Task to complete
Each line containing the word "Condition" needs to be copied.

[Figure data in JSON]
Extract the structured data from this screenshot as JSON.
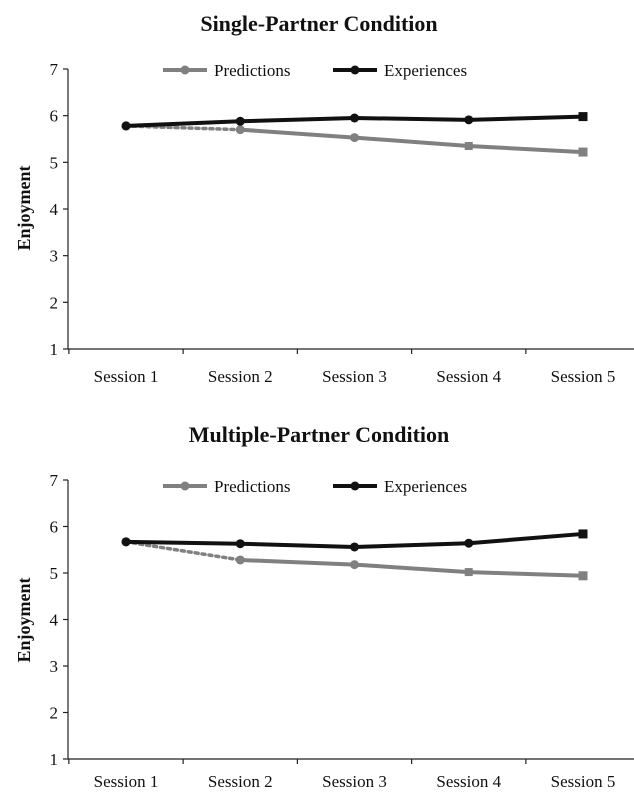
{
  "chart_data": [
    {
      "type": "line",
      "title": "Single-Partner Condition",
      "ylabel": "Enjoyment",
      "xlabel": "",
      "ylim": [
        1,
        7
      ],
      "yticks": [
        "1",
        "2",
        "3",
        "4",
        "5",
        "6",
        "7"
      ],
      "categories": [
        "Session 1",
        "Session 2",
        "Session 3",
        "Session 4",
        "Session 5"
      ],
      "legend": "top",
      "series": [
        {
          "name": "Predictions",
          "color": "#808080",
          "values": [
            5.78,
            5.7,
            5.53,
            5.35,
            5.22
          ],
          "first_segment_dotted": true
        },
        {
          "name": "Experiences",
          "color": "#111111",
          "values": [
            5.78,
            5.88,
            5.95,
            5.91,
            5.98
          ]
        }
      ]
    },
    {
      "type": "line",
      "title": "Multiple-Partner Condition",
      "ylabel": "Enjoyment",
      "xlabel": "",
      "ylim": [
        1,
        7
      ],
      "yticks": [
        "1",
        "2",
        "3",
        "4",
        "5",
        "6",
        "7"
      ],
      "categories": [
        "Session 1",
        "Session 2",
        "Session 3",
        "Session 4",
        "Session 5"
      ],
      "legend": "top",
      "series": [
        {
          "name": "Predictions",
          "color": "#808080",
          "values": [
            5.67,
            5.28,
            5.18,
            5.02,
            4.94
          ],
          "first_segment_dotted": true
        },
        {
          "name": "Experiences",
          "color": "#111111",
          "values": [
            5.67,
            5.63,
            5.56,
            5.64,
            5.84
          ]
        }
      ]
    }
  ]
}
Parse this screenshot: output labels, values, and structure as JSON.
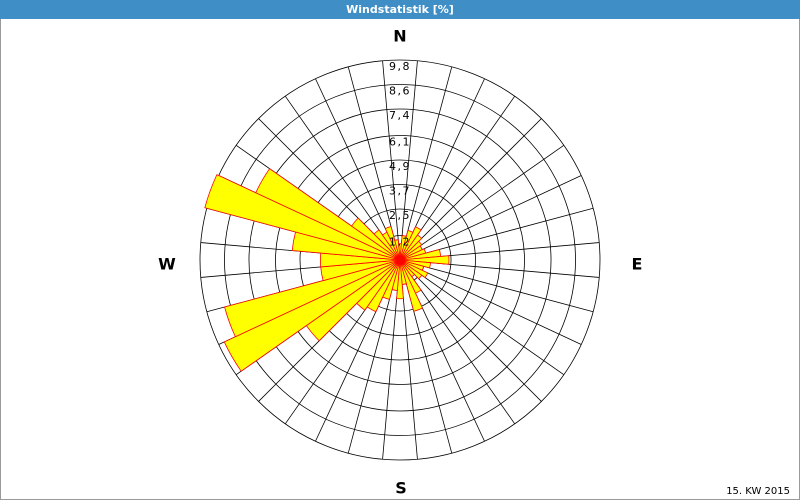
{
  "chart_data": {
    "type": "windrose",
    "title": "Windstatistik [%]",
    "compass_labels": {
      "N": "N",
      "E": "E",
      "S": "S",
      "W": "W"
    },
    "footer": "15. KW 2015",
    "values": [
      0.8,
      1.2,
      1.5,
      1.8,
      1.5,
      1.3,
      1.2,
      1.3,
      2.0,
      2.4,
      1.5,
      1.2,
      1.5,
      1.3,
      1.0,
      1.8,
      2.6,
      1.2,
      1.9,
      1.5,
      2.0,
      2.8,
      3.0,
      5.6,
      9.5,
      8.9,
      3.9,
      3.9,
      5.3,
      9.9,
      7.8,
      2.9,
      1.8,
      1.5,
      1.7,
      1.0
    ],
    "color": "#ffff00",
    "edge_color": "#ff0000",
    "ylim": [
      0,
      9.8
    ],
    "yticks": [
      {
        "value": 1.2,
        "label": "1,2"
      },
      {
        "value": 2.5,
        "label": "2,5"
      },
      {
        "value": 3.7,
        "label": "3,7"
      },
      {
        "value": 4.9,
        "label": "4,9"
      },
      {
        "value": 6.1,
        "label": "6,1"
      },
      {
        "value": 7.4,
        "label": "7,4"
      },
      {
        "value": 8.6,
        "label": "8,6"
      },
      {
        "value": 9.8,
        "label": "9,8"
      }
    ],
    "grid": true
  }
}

---

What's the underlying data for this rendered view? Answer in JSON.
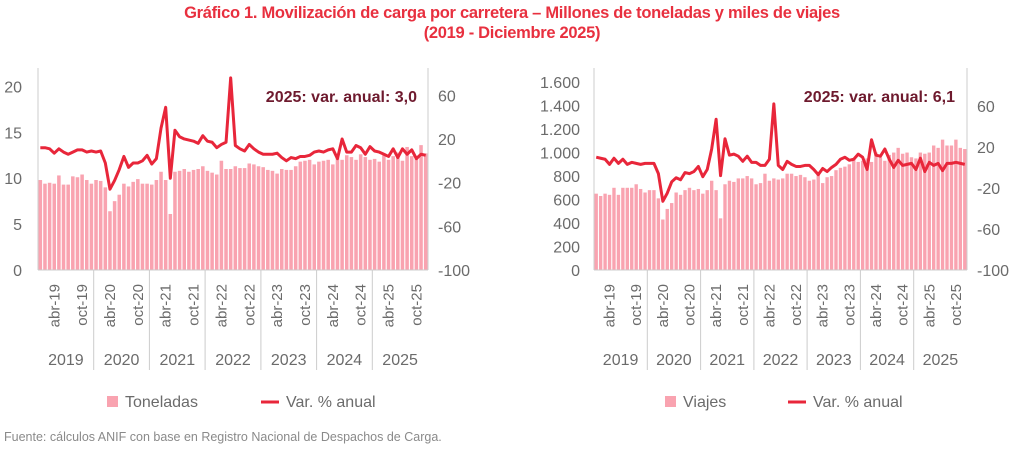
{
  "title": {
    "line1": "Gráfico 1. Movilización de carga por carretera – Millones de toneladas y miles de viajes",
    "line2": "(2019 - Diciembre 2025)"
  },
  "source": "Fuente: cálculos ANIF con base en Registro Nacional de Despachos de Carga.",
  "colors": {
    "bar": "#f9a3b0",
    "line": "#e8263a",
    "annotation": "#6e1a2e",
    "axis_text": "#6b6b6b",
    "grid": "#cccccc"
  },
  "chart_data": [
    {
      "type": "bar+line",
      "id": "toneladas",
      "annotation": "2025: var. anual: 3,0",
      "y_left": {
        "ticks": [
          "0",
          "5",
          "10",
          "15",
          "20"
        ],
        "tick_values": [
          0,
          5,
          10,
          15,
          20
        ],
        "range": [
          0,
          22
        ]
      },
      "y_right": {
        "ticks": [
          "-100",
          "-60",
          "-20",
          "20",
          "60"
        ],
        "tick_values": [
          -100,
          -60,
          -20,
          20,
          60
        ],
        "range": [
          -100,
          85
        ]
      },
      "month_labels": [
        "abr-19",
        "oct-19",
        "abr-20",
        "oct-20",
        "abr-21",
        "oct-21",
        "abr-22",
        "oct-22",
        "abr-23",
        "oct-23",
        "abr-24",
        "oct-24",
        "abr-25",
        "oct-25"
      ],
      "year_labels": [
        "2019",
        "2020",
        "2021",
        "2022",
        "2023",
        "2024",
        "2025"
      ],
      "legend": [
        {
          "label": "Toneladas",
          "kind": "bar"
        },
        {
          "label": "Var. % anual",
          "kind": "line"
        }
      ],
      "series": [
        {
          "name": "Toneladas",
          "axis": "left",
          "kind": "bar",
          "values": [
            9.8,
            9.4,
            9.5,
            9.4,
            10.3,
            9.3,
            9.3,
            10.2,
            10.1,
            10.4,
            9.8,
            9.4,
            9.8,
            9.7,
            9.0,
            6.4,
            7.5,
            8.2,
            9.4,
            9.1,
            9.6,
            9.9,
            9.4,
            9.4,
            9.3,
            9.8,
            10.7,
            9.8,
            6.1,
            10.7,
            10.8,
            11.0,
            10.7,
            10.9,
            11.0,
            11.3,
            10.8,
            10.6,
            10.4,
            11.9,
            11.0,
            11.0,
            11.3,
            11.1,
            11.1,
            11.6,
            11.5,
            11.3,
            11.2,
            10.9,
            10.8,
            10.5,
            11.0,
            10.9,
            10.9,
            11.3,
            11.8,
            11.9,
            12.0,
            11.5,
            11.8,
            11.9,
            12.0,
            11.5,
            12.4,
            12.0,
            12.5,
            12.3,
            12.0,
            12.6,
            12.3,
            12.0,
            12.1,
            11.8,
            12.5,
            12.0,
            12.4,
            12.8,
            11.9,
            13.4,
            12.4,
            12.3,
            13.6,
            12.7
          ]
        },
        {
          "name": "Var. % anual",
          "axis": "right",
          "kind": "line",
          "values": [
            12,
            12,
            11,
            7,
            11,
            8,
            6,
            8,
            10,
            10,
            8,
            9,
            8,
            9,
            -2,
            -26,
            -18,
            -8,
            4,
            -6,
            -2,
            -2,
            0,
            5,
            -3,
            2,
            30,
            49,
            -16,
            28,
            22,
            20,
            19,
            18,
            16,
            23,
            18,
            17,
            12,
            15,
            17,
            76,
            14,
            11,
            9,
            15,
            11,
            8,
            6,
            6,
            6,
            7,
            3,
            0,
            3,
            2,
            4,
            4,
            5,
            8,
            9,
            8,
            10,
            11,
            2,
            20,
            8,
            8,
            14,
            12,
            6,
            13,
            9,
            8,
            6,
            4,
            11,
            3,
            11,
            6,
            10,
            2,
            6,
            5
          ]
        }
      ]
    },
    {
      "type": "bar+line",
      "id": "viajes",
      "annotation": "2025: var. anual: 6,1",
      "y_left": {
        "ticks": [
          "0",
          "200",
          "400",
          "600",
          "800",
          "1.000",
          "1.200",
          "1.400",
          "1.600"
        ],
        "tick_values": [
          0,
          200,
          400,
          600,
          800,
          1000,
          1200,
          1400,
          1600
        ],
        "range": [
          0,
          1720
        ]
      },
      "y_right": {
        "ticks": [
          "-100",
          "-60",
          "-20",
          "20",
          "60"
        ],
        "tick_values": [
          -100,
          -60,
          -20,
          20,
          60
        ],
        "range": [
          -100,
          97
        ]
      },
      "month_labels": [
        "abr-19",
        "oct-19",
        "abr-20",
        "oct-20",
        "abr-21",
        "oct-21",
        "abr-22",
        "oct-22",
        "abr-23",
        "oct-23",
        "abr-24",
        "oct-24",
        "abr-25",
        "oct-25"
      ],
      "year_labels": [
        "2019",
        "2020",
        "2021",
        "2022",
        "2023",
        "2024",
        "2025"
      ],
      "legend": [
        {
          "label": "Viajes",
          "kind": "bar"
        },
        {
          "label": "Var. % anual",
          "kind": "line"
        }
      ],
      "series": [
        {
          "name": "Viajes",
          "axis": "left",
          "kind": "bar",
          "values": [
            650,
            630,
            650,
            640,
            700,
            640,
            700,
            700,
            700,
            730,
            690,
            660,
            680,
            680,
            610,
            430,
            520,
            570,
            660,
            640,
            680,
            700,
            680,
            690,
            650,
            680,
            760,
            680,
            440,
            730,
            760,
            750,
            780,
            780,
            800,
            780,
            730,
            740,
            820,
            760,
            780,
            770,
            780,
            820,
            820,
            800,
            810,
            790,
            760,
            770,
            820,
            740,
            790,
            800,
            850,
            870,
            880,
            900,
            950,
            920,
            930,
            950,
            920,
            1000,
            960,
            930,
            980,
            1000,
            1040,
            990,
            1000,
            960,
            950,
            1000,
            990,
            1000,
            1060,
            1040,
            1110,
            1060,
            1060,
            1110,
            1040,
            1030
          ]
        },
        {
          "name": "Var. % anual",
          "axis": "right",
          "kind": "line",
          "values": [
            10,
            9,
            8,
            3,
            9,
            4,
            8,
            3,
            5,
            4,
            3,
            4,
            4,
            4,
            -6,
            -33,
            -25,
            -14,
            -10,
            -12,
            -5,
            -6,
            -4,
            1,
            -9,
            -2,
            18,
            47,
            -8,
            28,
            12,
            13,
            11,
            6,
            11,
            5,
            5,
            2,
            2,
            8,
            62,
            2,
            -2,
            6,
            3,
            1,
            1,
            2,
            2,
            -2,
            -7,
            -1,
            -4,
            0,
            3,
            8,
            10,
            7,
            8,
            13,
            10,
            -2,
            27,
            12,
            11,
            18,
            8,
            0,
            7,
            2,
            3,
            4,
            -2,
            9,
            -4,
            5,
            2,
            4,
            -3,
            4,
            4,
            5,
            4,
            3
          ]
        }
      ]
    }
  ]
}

Task result
      "title": "Single-Partner Condition",
      "title": "Multiple-Partner Condition",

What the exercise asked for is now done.